BEGIN Entries shown

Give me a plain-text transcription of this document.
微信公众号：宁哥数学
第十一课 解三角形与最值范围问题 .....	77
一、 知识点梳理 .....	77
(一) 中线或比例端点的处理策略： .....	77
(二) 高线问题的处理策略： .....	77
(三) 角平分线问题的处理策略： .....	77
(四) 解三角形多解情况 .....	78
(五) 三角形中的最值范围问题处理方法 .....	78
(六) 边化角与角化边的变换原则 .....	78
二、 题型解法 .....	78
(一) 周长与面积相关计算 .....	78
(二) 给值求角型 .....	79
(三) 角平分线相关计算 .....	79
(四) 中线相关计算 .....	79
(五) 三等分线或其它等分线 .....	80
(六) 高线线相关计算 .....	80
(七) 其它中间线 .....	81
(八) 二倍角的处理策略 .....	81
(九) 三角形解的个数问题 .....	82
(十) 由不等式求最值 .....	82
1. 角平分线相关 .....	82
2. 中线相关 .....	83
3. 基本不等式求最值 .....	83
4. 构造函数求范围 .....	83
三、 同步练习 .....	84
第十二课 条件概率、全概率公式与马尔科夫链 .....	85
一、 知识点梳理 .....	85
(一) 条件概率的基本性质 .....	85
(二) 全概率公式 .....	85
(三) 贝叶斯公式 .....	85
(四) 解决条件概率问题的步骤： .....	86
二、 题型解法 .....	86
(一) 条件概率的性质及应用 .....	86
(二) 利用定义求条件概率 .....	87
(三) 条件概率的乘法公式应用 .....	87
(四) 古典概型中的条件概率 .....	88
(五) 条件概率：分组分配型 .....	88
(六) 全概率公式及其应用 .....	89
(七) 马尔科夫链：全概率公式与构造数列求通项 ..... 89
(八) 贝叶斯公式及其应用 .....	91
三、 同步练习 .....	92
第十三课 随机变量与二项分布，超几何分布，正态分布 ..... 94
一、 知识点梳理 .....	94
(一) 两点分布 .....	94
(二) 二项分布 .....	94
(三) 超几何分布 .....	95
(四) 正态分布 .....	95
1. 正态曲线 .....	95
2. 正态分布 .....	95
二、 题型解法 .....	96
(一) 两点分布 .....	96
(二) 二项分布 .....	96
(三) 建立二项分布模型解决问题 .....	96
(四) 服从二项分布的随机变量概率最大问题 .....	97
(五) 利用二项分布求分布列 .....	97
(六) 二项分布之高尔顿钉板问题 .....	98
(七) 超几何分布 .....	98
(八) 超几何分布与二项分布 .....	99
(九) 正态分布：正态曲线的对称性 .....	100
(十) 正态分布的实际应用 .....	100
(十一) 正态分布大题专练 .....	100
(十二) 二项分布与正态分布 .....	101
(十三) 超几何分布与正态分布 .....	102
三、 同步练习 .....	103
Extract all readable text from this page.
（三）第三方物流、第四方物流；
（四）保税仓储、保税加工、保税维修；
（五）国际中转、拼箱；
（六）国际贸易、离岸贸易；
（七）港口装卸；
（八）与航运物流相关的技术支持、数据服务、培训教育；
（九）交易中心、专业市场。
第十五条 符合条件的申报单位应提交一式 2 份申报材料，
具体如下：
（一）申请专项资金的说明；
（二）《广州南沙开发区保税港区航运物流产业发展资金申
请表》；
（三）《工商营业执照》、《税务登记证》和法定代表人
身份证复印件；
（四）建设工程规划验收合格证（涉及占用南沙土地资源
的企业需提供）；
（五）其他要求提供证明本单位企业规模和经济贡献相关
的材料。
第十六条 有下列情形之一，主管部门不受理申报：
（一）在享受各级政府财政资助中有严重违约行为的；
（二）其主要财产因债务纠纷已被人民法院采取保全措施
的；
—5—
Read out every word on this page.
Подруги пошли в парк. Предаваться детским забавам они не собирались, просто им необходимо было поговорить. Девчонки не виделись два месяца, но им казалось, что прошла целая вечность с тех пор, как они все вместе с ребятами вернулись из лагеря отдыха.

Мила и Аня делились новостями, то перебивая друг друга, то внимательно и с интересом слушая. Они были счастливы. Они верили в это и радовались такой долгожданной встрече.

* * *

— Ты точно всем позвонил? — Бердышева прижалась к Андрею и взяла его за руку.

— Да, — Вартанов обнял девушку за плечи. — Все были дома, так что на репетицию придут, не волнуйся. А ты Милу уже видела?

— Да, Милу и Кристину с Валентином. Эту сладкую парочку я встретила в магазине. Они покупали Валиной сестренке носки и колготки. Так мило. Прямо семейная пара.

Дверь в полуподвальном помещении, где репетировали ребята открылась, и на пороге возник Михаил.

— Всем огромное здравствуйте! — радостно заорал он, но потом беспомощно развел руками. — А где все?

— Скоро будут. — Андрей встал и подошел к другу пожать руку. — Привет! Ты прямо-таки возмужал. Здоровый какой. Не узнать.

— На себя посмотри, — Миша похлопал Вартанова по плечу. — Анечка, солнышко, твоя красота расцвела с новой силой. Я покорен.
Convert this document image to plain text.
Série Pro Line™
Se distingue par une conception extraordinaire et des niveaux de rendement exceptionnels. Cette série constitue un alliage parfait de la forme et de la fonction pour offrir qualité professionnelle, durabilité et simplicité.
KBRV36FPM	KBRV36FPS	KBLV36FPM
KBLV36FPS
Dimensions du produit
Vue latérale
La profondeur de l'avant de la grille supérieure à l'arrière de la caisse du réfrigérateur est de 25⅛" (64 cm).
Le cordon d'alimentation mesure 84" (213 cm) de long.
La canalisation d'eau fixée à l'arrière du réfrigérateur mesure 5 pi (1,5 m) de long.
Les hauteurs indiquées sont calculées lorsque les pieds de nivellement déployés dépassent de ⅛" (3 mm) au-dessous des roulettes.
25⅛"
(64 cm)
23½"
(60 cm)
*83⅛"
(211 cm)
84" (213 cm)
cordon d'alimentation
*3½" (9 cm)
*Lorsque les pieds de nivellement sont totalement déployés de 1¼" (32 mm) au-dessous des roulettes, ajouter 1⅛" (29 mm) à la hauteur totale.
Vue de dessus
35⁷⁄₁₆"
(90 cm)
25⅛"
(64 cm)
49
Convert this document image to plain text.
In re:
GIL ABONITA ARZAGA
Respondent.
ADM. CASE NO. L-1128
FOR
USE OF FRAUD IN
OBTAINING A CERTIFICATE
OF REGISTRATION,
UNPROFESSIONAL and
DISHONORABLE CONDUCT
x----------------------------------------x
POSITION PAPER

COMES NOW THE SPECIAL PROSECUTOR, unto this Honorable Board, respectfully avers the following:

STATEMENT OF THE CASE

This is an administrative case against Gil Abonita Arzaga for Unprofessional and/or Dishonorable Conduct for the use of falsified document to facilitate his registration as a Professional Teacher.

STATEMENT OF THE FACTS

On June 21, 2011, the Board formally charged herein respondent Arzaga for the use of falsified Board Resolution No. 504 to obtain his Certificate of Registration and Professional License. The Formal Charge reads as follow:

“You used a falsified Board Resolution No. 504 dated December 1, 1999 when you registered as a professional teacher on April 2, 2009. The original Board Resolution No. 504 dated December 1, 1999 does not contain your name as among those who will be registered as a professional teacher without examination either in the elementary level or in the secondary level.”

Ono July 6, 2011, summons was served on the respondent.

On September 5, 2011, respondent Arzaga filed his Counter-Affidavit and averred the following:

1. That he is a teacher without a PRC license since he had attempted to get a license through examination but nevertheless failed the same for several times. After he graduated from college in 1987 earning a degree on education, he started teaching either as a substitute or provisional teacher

END Entries shown

Work to complete
Repeat the data verbatim.

Written answer
Give me a plain-text transcription of this document.
微信公众号：宁哥数学
第十一课 解三角形与最值范围问题 .....	77
一、 知识点梳理 .....	77
(一) 中线或比例端点的处理策略： .....	77
(二) 高线问题的处理策略： .....	77
(三) 角平分线问题的处理策略： .....	77
(四) 解三角形多解情况 .....	78
(五) 三角形中的最值范围问题处理方法 .....	78
(六) 边化角与角化边的变换原则 .....	78
二、 题型解法 .....	78
(一) 周长与面积相关计算 .....	78
(二) 给值求角型 .....	79
(三) 角平分线相关计算 .....	79
(四) 中线相关计算 .....	79
(五) 三等分线或其它等分线 .....	80
(六) 高线线相关计算 .....	80
(七) 其它中间线 .....	81
(八) 二倍角的处理策略 .....	81
(九) 三角形解的个数问题 .....	82
(十) 由不等式求最值 .....	82
1. 角平分线相关 .....	82
2. 中线相关 .....	83
3. 基本不等式求最值 .....	83
4. 构造函数求范围 .....	83
三、 同步练习 .....	84
第十二课 条件概率、全概率公式与马尔科夫链 .....	85
一、 知识点梳理 .....	85
(一) 条件概率的基本性质 .....	85
(二) 全概率公式 .....	85
(三) 贝叶斯公式 .....	85
(四) 解决条件概率问题的步骤： .....	86
二、 题型解法 .....	86
(一) 条件概率的性质及应用 .....	86
(二) 利用定义求条件概率 .....	87
(三) 条件概率的乘法公式应用 .....	87
(四) 古典概型中的条件概率 .....	88
(五) 条件概率：分组分配型 .....	88
(六) 全概率公式及其应用 .....	89
(七) 马尔科夫链：全概率公式与构造数列求通项 ..... 89
(八) 贝叶斯公式及其应用 .....	91
三、 同步练习 .....	92
第十三课 随机变量与二项分布，超几何分布，正态分布 ..... 94
一、 知识点梳理 .....	94
(一) 两点分布 .....	94
(二) 二项分布 .....	94
(三) 超几何分布 .....	95
(四) 正态分布 .....	95
1. 正态曲线 .....	95
2. 正态分布 .....	95
二、 题型解法 .....	96
(一) 两点分布 .....	96
(二) 二项分布 .....	96
(三) 建立二项分布模型解决问题 .....	96
(四) 服从二项分布的随机变量概率最大问题 .....	97
(五) 利用二项分布求分布列 .....	97
(六) 二项分布之高尔顿钉板问题 .....	98
(七) 超几何分布 .....	98
(八) 超几何分布与二项分布 .....	99
(九) 正态分布：正态曲线的对称性 .....	100
(十) 正态分布的实际应用 .....	100
(十一) 正态分布大题专练 .....	100
(十二) 二项分布与正态分布 .....	101
(十三) 超几何分布与正态分布 .....	102
三、 同步练习 .....	103
Extract all readable text from this page.
（三）第三方物流、第四方物流；
（四）保税仓储、保税加工、保税维修；
（五）国际中转、拼箱；
（六）国际贸易、离岸贸易；
（七）港口装卸；
（八）与航运物流相关的技术支持、数据服务、培训教育；
（九）交易中心、专业市场。
第十五条 符合条件的申报单位应提交一式 2 份申报材料，
具体如下：
（一）申请专项资金的说明；
（二）《广州南沙开发区保税港区航运物流产业发展资金申
请表》；
（三）《工商营业执照》、《税务登记证》和法定代表人
身份证复印件；
（四）建设工程规划验收合格证（涉及占用南沙土地资源
的企业需提供）；
（五）其他要求提供证明本单位企业规模和经济贡献相关
的材料。
第十六条 有下列情形之一，主管部门不受理申报：
（一）在享受各级政府财政资助中有严重违约行为的；
（二）其主要财产因债务纠纷已被人民法院采取保全措施
的；
—5—
Read out every word on this page.
Подруги пошли в парк. Предаваться детским забавам они не собирались, просто им необходимо было поговорить. Девчонки не виделись два месяца, но им казалось, что прошла целая вечность с тех пор, как они все вместе с ребятами вернулись из лагеря отдыха.

Мила и Аня делились новостями, то перебивая друг друга, то внимательно и с интересом слушая. Они были счастливы. Они верили в это и радовались такой долгожданной встрече.

* * *

— Ты точно всем позвонил? — Бердышева прижалась к Андрею и взяла его за руку.

— Да, — Вартанов обнял девушку за плечи. — Все были дома, так что на репетицию придут, не волнуйся. А ты Милу уже видела?

— Да, Милу и Кристину с Валентином. Эту сладкую парочку я встретила в магазине. Они покупали Валиной сестренке носки и колготки. Так мило. Прямо семейная пара.

Дверь в полуподвальном помещении, где репетировали ребята открылась, и на пороге возник Михаил.

— Всем огромное здравствуйте! — радостно заорал он, но потом беспомощно развел руками. — А где все?

— Скоро будут. — Андрей встал и подошел к другу пожать руку. — Привет! Ты прямо-таки возмужал. Здоровый какой. Не узнать.

— На себя посмотри, — Миша похлопал Вартанова по плечу. — Анечка, солнышко, твоя красота расцвела с новой силой. Я покорен.
Convert this document image to plain text.
Série Pro Line™
Se distingue par une conception extraordinaire et des niveaux de rendement exceptionnels. Cette série constitue un alliage parfait de la forme et de la fonction pour offrir qualité professionnelle, durabilité et simplicité.
KBRV36FPM	KBRV36FPS	KBLV36FPM
KBLV36FPS
Dimensions du produit
Vue latérale
La profondeur de l'avant de la grille supérieure à l'arrière de la caisse du réfrigérateur est de 25⅛" (64 cm).
Le cordon d'alimentation mesure 84" (213 cm) de long.
La canalisation d'eau fixée à l'arrière du réfrigérateur mesure 5 pi (1,5 m) de long.
Les hauteurs indiquées sont calculées lorsque les pieds de nivellement déployés dépassent de ⅛" (3 mm) au-dessous des roulettes.
25⅛"
(64 cm)
23½"
(60 cm)
*83⅛"
(211 cm)
84" (213 cm)
cordon d'alimentation
*3½" (9 cm)
*Lorsque les pieds de nivellement sont totalement déployés de 1¼" (32 mm) au-dessous des roulettes, ajouter 1⅛" (29 mm) à la hauteur totale.
Vue de dessus
35⁷⁄₁₆"
(90 cm)
25⅛"
(64 cm)
49
Convert this document image to plain text.
In re:
GIL ABONITA ARZAGA
Respondent.
ADM. CASE NO. L-1128
FOR
USE OF FRAUD IN
OBTAINING A CERTIFICATE
OF REGISTRATION,
UNPROFESSIONAL and
DISHONORABLE CONDUCT
x----------------------------------------x
POSITION PAPER

COMES NOW THE SPECIAL PROSECUTOR, unto this Honorable Board, respectfully avers the following:

STATEMENT OF THE CASE

This is an administrative case against Gil Abonita Arzaga for Unprofessional and/or Dishonorable Conduct for the use of falsified document to facilitate his registration as a Professional Teacher.

STATEMENT OF THE FACTS

On June 21, 2011, the Board formally charged herein respondent Arzaga for the use of falsified Board Resolution No. 504 to obtain his Certificate of Registration and Professional License. The Formal Charge reads as follow:

“You used a falsified Board Resolution No. 504 dated December 1, 1999 when you registered as a professional teacher on April 2, 2009. The original Board Resolution No. 504 dated December 1, 1999 does not contain your name as among those who will be registered as a professional teacher without examination either in the elementary level or in the secondary level.”

Ono July 6, 2011, summons was served on the respondent.

On September 5, 2011, respondent Arzaga filed his Counter-Affidavit and averred the following:

1. That he is a teacher without a PRC license since he had attempted to get a license through examination but nevertheless failed the same for several times. After he graduated from college in 1987 earning a degree on education, he started teaching either as a substitute or provisional teacher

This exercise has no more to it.